• [TASK DATA]:
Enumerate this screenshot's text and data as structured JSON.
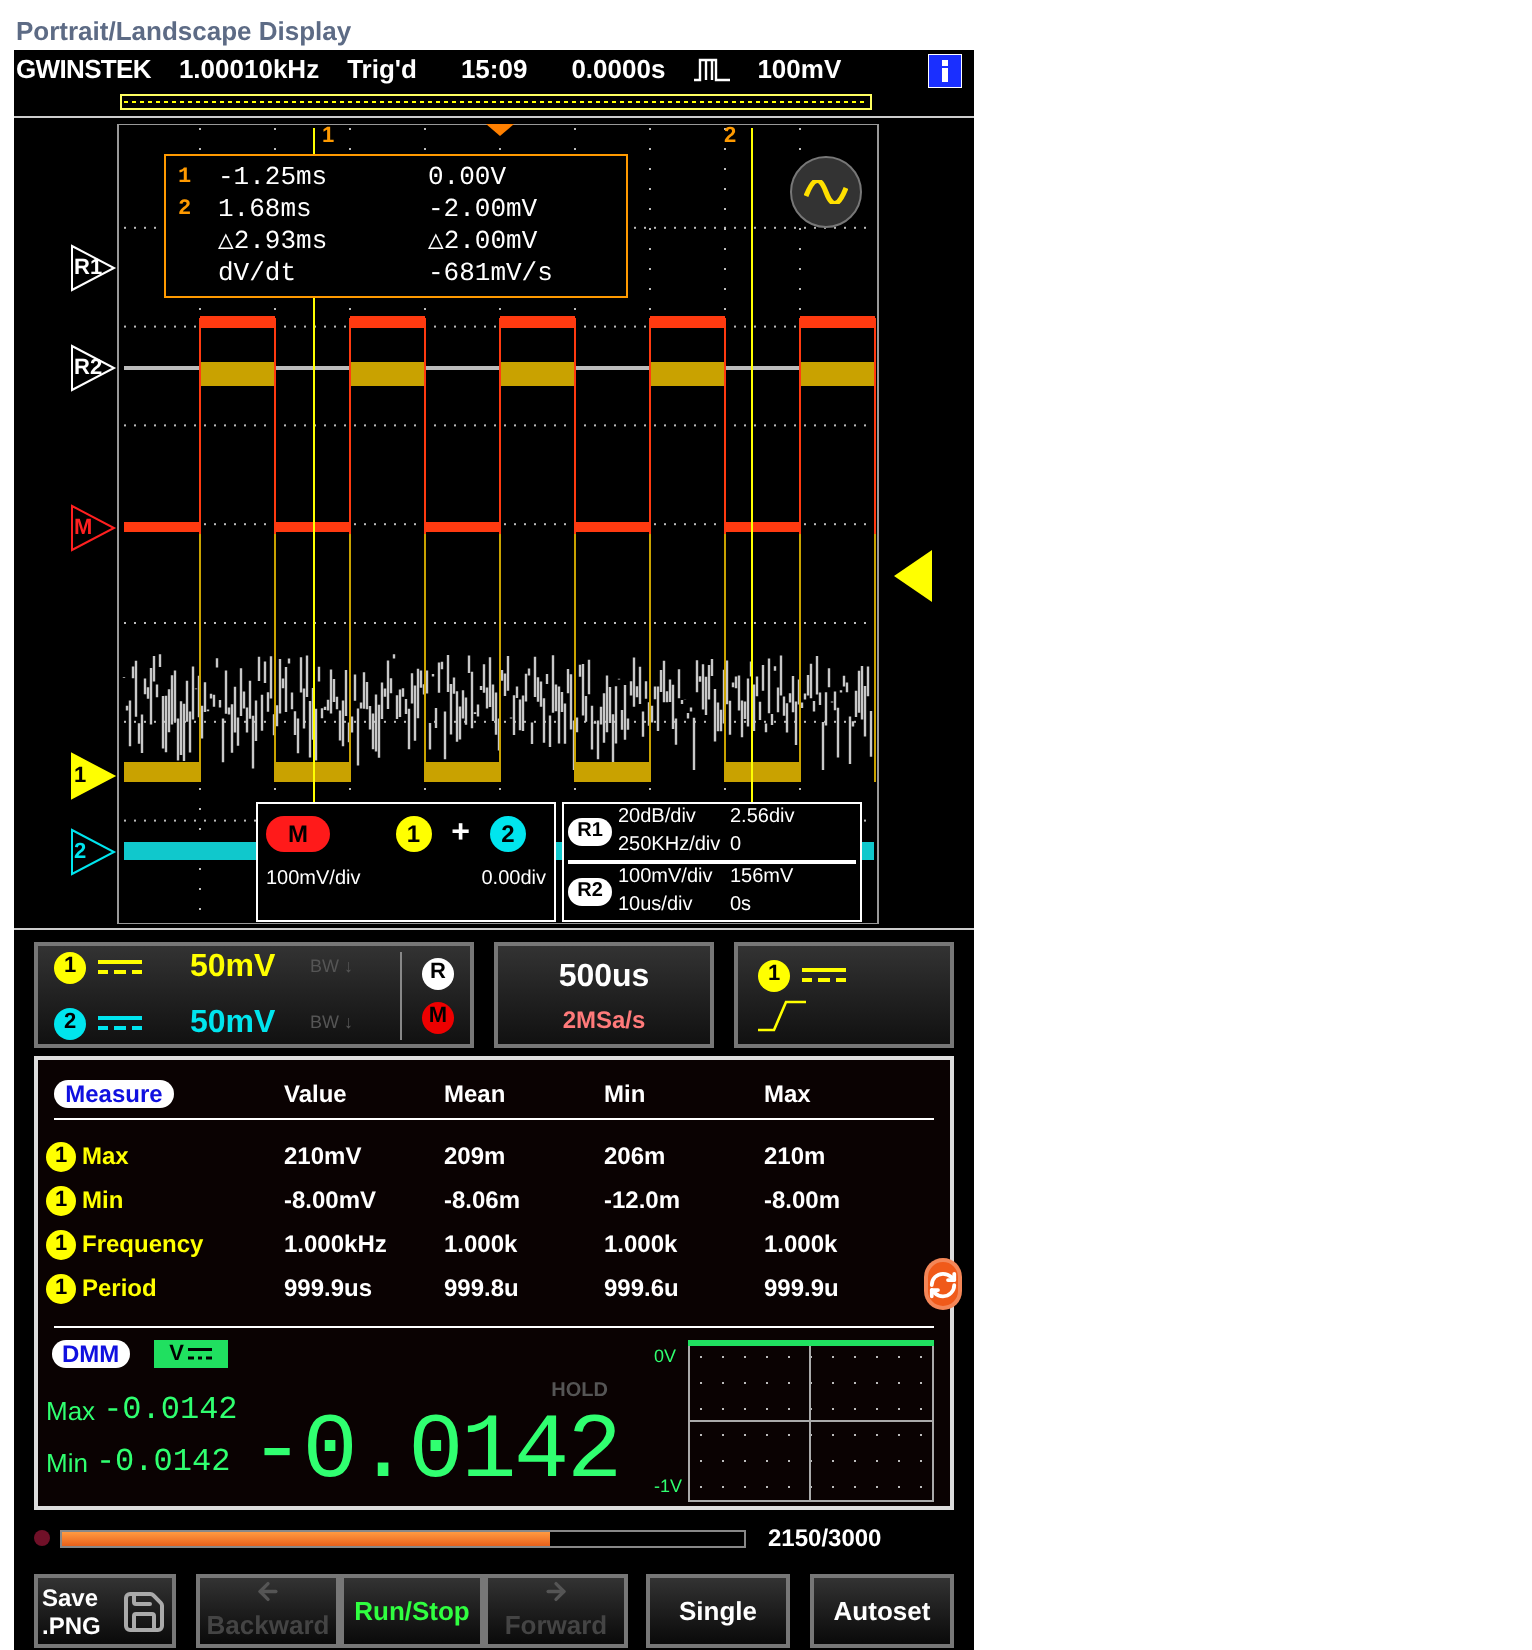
{
  "page_title": "Portrait/Landscape Display",
  "status_bar": {
    "brand": "GWINSTEK",
    "items": [
      "1.00010kHz",
      "Trig'd",
      "15:09",
      "0.0000s"
    ],
    "trigger_level": "100mV"
  },
  "display": {
    "cursor_labels": [
      "1",
      "2"
    ],
    "markers": [
      {
        "label": "R1",
        "kind": "ref"
      },
      {
        "label": "R2",
        "kind": "ref"
      },
      {
        "label": "M",
        "kind": "math"
      },
      {
        "label": "1",
        "kind": "ch1"
      },
      {
        "label": "2",
        "kind": "ch2"
      }
    ],
    "cursor_readout": [
      {
        "label": "1",
        "time": "-1.25ms",
        "value": "0.00V"
      },
      {
        "label": "2",
        "time": "1.68ms",
        "value": "-2.00mV"
      },
      {
        "time": "△2.93ms",
        "value": "△2.00mV"
      },
      {
        "time": "dV/dt",
        "value": "-681mV/s"
      }
    ],
    "math": {
      "badge": "M",
      "operand_a": "1",
      "operator": "+",
      "operand_b": "2",
      "scale": "100mV/div",
      "offset": "0.00div"
    },
    "refs": [
      {
        "badge": "R1",
        "lines": [
          [
            "20dB/div",
            "2.56div"
          ],
          [
            "250KHz/div",
            "0"
          ]
        ]
      },
      {
        "badge": "R2",
        "lines": [
          [
            "100mV/div",
            "156mV"
          ],
          [
            "10us/div",
            "0s"
          ]
        ]
      }
    ]
  },
  "channels": [
    {
      "badge": "1",
      "scale": "50mV",
      "bw": "BW ↓",
      "color": "#ffff00"
    },
    {
      "badge": "2",
      "scale": "50mV",
      "bw": "BW ↓",
      "color": "#00e5ee"
    }
  ],
  "side_badges": [
    {
      "label": "R",
      "kind": "ref"
    },
    {
      "label": "M",
      "kind": "math"
    }
  ],
  "timebase": {
    "scale": "500us",
    "sample_rate": "2MSa/s"
  },
  "trigger": {
    "source": "1"
  },
  "measure": {
    "badge": "Measure",
    "columns": [
      "Value",
      "Mean",
      "Min",
      "Max"
    ],
    "rows": [
      {
        "source": "1",
        "name": "Max",
        "values": [
          "210mV",
          "209m",
          "206m",
          "210m"
        ]
      },
      {
        "source": "1",
        "name": "Min",
        "values": [
          "-8.00mV",
          "-8.06m",
          "-12.0m",
          "-8.00m"
        ]
      },
      {
        "source": "1",
        "name": "Frequency",
        "values": [
          "1.000kHz",
          "1.000k",
          "1.000k",
          "1.000k"
        ]
      },
      {
        "source": "1",
        "name": "Period",
        "values": [
          "999.9us",
          "999.8u",
          "999.6u",
          "999.9u"
        ]
      }
    ]
  },
  "dmm": {
    "badge": "DMM",
    "mode": "V",
    "hold": "HOLD",
    "max_label": "Max",
    "max": "-0.0142",
    "min_label": "Min",
    "min": "-0.0142",
    "reading": "-0.0142",
    "top_label": "0V",
    "bottom_label": "-1V"
  },
  "record": {
    "level": 0.717,
    "reading": "2150/3000"
  },
  "buttons": [
    {
      "label": "Save",
      "sublabel": ".PNG",
      "kind": "save",
      "disabled": false
    },
    {
      "label": "Backward",
      "kind": "group",
      "disabled": true
    },
    {
      "label": "Run/Stop",
      "kind": "group",
      "disabled": false
    },
    {
      "label": "Forward",
      "kind": "group",
      "disabled": true
    },
    {
      "label": "Single",
      "kind": "plain",
      "disabled": false
    },
    {
      "label": "Autoset",
      "kind": "plain",
      "disabled": false
    }
  ]
}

• [PROBLEM TO WORK ON]: Reproduce the entries exactly. Do not carry over any picture.

• [EXERCISE ANSWER]:
Enumerate this screenshot's text and data as structured JSON.
{
  "page_title": "Portrait/Landscape Display",
  "status_bar": {
    "brand": "GWINSTEK",
    "items": [
      "1.00010kHz",
      "Trig'd",
      "15:09",
      "0.0000s"
    ],
    "trigger_level": "100mV"
  },
  "display": {
    "cursor_labels": [
      "1",
      "2"
    ],
    "markers": [
      {
        "label": "R1",
        "kind": "ref"
      },
      {
        "label": "R2",
        "kind": "ref"
      },
      {
        "label": "M",
        "kind": "math"
      },
      {
        "label": "1",
        "kind": "ch1"
      },
      {
        "label": "2",
        "kind": "ch2"
      }
    ],
    "cursor_readout": [
      {
        "label": "1",
        "time": "-1.25ms",
        "value": "0.00V"
      },
      {
        "label": "2",
        "time": "1.68ms",
        "value": "-2.00mV"
      },
      {
        "time": "△2.93ms",
        "value": "△2.00mV"
      },
      {
        "time": "dV/dt",
        "value": "-681mV/s"
      }
    ],
    "math": {
      "badge": "M",
      "operand_a": "1",
      "operator": "+",
      "operand_b": "2",
      "scale": "100mV/div",
      "offset": "0.00div"
    },
    "refs": [
      {
        "badge": "R1",
        "lines": [
          [
            "20dB/div",
            "2.56div"
          ],
          [
            "250KHz/div",
            "0"
          ]
        ]
      },
      {
        "badge": "R2",
        "lines": [
          [
            "100mV/div",
            "156mV"
          ],
          [
            "10us/div",
            "0s"
          ]
        ]
      }
    ]
  },
  "channels": [
    {
      "badge": "1",
      "scale": "50mV",
      "bw": "BW ↓",
      "color": "#ffff00"
    },
    {
      "badge": "2",
      "scale": "50mV",
      "bw": "BW ↓",
      "color": "#00e5ee"
    }
  ],
  "side_badges": [
    {
      "label": "R",
      "kind": "ref"
    },
    {
      "label": "M",
      "kind": "math"
    }
  ],
  "timebase": {
    "scale": "500us",
    "sample_rate": "2MSa/s"
  },
  "trigger": {
    "source": "1"
  },
  "measure": {
    "badge": "Measure",
    "columns": [
      "Value",
      "Mean",
      "Min",
      "Max"
    ],
    "rows": [
      {
        "source": "1",
        "name": "Max",
        "values": [
          "210mV",
          "209m",
          "206m",
          "210m"
        ]
      },
      {
        "source": "1",
        "name": "Min",
        "values": [
          "-8.00mV",
          "-8.06m",
          "-12.0m",
          "-8.00m"
        ]
      },
      {
        "source": "1",
        "name": "Frequency",
        "values": [
          "1.000kHz",
          "1.000k",
          "1.000k",
          "1.000k"
        ]
      },
      {
        "source": "1",
        "name": "Period",
        "values": [
          "999.9us",
          "999.8u",
          "999.6u",
          "999.9u"
        ]
      }
    ]
  },
  "dmm": {
    "badge": "DMM",
    "mode": "V",
    "hold": "HOLD",
    "max_label": "Max",
    "max": "-0.0142",
    "min_label": "Min",
    "min": "-0.0142",
    "reading": "-0.0142",
    "top_label": "0V",
    "bottom_label": "-1V"
  },
  "record": {
    "level": 0.717,
    "reading": "2150/3000"
  },
  "buttons": [
    {
      "label": "Save",
      "sublabel": ".PNG",
      "kind": "save",
      "disabled": false
    },
    {
      "label": "Backward",
      "kind": "group",
      "disabled": true
    },
    {
      "label": "Run/Stop",
      "kind": "group",
      "disabled": false
    },
    {
      "label": "Forward",
      "kind": "group",
      "disabled": true
    },
    {
      "label": "Single",
      "kind": "plain",
      "disabled": false
    },
    {
      "label": "Autoset",
      "kind": "plain",
      "disabled": false
    }
  ]
}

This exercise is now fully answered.